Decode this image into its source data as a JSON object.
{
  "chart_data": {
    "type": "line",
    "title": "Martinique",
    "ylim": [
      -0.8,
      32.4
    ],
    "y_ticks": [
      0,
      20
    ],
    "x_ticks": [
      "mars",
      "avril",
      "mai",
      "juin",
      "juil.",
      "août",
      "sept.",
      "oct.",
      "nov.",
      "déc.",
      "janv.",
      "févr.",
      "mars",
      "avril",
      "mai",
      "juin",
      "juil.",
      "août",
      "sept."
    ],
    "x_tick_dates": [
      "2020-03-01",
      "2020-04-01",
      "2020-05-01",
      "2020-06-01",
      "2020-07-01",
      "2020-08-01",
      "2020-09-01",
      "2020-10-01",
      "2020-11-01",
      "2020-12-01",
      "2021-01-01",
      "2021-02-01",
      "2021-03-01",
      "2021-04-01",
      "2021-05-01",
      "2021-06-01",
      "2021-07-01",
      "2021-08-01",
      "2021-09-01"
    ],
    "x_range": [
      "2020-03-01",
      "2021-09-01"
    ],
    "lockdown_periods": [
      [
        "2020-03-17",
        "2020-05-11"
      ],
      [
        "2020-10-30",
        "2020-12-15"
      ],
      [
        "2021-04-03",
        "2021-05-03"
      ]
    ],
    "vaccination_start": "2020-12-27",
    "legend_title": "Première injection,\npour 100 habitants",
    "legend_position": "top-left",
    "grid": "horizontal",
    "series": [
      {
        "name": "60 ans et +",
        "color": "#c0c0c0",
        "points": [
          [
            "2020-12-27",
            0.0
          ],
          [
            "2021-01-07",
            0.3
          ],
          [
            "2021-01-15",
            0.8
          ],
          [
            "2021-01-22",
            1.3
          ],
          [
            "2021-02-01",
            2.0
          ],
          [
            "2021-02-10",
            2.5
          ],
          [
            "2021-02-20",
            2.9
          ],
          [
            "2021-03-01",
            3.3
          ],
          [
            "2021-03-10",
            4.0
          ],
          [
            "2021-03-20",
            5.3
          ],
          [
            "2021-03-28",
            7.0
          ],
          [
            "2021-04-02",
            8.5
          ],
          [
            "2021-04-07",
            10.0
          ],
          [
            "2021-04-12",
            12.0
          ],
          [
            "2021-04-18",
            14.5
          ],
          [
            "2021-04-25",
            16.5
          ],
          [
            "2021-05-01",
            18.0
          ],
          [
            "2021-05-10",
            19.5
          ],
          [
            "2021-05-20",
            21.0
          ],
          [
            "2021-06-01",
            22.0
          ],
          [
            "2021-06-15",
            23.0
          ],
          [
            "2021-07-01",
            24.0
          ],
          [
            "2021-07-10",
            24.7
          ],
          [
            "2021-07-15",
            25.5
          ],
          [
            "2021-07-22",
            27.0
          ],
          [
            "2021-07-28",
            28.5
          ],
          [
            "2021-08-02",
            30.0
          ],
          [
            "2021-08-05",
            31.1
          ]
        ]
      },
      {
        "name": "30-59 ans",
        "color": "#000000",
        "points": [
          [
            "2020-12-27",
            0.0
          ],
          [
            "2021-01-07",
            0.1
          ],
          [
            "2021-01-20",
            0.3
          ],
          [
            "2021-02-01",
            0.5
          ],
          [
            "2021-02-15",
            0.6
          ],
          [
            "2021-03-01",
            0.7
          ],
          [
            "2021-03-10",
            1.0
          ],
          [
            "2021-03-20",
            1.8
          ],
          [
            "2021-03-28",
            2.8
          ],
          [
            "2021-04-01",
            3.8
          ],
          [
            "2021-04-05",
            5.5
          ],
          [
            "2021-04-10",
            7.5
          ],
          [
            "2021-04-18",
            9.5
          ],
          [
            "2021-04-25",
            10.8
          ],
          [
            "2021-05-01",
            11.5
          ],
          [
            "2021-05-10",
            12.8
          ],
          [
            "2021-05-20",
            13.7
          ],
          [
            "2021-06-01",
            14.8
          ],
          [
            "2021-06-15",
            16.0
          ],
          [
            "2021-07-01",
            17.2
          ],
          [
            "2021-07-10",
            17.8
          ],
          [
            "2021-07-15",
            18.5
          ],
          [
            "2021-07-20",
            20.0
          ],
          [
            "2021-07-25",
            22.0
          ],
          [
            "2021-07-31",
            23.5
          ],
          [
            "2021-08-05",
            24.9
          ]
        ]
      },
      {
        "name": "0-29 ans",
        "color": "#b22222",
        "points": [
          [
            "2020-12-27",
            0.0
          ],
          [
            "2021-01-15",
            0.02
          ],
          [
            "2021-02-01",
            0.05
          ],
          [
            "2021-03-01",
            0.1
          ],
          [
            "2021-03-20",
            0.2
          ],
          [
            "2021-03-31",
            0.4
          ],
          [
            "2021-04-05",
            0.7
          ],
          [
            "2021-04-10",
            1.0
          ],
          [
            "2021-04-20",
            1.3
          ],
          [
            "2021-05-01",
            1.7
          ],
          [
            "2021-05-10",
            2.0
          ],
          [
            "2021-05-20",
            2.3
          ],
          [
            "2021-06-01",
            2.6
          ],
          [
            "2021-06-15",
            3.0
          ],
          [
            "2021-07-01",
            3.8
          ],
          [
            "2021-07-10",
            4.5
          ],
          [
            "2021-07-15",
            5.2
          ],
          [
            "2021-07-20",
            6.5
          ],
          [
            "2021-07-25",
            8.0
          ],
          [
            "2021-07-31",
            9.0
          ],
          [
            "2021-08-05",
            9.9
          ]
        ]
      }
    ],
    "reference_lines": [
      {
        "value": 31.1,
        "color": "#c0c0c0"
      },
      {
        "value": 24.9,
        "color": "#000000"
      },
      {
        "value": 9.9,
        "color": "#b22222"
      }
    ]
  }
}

++++++++++

### SHORT EXERCISE
Print every entry exactly as written.

### RESPONSE TO THIS TASK
Decode this image into its source data as a JSON object.
{
  "chart_data": {
    "type": "line",
    "title": "Martinique",
    "ylim": [
      -0.8,
      32.4
    ],
    "y_ticks": [
      0,
      20
    ],
    "x_ticks": [
      "mars",
      "avril",
      "mai",
      "juin",
      "juil.",
      "août",
      "sept.",
      "oct.",
      "nov.",
      "déc.",
      "janv.",
      "févr.",
      "mars",
      "avril",
      "mai",
      "juin",
      "juil.",
      "août",
      "sept."
    ],
    "x_tick_dates": [
      "2020-03-01",
      "2020-04-01",
      "2020-05-01",
      "2020-06-01",
      "2020-07-01",
      "2020-08-01",
      "2020-09-01",
      "2020-10-01",
      "2020-11-01",
      "2020-12-01",
      "2021-01-01",
      "2021-02-01",
      "2021-03-01",
      "2021-04-01",
      "2021-05-01",
      "2021-06-01",
      "2021-07-01",
      "2021-08-01",
      "2021-09-01"
    ],
    "x_range": [
      "2020-03-01",
      "2021-09-01"
    ],
    "lockdown_periods": [
      [
        "2020-03-17",
        "2020-05-11"
      ],
      [
        "2020-10-30",
        "2020-12-15"
      ],
      [
        "2021-04-03",
        "2021-05-03"
      ]
    ],
    "vaccination_start": "2020-12-27",
    "legend_title": "Première injection,\npour 100 habitants",
    "legend_position": "top-left",
    "grid": "horizontal",
    "series": [
      {
        "name": "60 ans et +",
        "color": "#c0c0c0",
        "points": [
          [
            "2020-12-27",
            0.0
          ],
          [
            "2021-01-07",
            0.3
          ],
          [
            "2021-01-15",
            0.8
          ],
          [
            "2021-01-22",
            1.3
          ],
          [
            "2021-02-01",
            2.0
          ],
          [
            "2021-02-10",
            2.5
          ],
          [
            "2021-02-20",
            2.9
          ],
          [
            "2021-03-01",
            3.3
          ],
          [
            "2021-03-10",
            4.0
          ],
          [
            "2021-03-20",
            5.3
          ],
          [
            "2021-03-28",
            7.0
          ],
          [
            "2021-04-02",
            8.5
          ],
          [
            "2021-04-07",
            10.0
          ],
          [
            "2021-04-12",
            12.0
          ],
          [
            "2021-04-18",
            14.5
          ],
          [
            "2021-04-25",
            16.5
          ],
          [
            "2021-05-01",
            18.0
          ],
          [
            "2021-05-10",
            19.5
          ],
          [
            "2021-05-20",
            21.0
          ],
          [
            "2021-06-01",
            22.0
          ],
          [
            "2021-06-15",
            23.0
          ],
          [
            "2021-07-01",
            24.0
          ],
          [
            "2021-07-10",
            24.7
          ],
          [
            "2021-07-15",
            25.5
          ],
          [
            "2021-07-22",
            27.0
          ],
          [
            "2021-07-28",
            28.5
          ],
          [
            "2021-08-02",
            30.0
          ],
          [
            "2021-08-05",
            31.1
          ]
        ]
      },
      {
        "name": "30-59 ans",
        "color": "#000000",
        "points": [
          [
            "2020-12-27",
            0.0
          ],
          [
            "2021-01-07",
            0.1
          ],
          [
            "2021-01-20",
            0.3
          ],
          [
            "2021-02-01",
            0.5
          ],
          [
            "2021-02-15",
            0.6
          ],
          [
            "2021-03-01",
            0.7
          ],
          [
            "2021-03-10",
            1.0
          ],
          [
            "2021-03-20",
            1.8
          ],
          [
            "2021-03-28",
            2.8
          ],
          [
            "2021-04-01",
            3.8
          ],
          [
            "2021-04-05",
            5.5
          ],
          [
            "2021-04-10",
            7.5
          ],
          [
            "2021-04-18",
            9.5
          ],
          [
            "2021-04-25",
            10.8
          ],
          [
            "2021-05-01",
            11.5
          ],
          [
            "2021-05-10",
            12.8
          ],
          [
            "2021-05-20",
            13.7
          ],
          [
            "2021-06-01",
            14.8
          ],
          [
            "2021-06-15",
            16.0
          ],
          [
            "2021-07-01",
            17.2
          ],
          [
            "2021-07-10",
            17.8
          ],
          [
            "2021-07-15",
            18.5
          ],
          [
            "2021-07-20",
            20.0
          ],
          [
            "2021-07-25",
            22.0
          ],
          [
            "2021-07-31",
            23.5
          ],
          [
            "2021-08-05",
            24.9
          ]
        ]
      },
      {
        "name": "0-29 ans",
        "color": "#b22222",
        "points": [
          [
            "2020-12-27",
            0.0
          ],
          [
            "2021-01-15",
            0.02
          ],
          [
            "2021-02-01",
            0.05
          ],
          [
            "2021-03-01",
            0.1
          ],
          [
            "2021-03-20",
            0.2
          ],
          [
            "2021-03-31",
            0.4
          ],
          [
            "2021-04-05",
            0.7
          ],
          [
            "2021-04-10",
            1.0
          ],
          [
            "2021-04-20",
            1.3
          ],
          [
            "2021-05-01",
            1.7
          ],
          [
            "2021-05-10",
            2.0
          ],
          [
            "2021-05-20",
            2.3
          ],
          [
            "2021-06-01",
            2.6
          ],
          [
            "2021-06-15",
            3.0
          ],
          [
            "2021-07-01",
            3.8
          ],
          [
            "2021-07-10",
            4.5
          ],
          [
            "2021-07-15",
            5.2
          ],
          [
            "2021-07-20",
            6.5
          ],
          [
            "2021-07-25",
            8.0
          ],
          [
            "2021-07-31",
            9.0
          ],
          [
            "2021-08-05",
            9.9
          ]
        ]
      }
    ],
    "reference_lines": [
      {
        "value": 31.1,
        "color": "#c0c0c0"
      },
      {
        "value": 24.9,
        "color": "#000000"
      },
      {
        "value": 9.9,
        "color": "#b22222"
      }
    ]
  }
}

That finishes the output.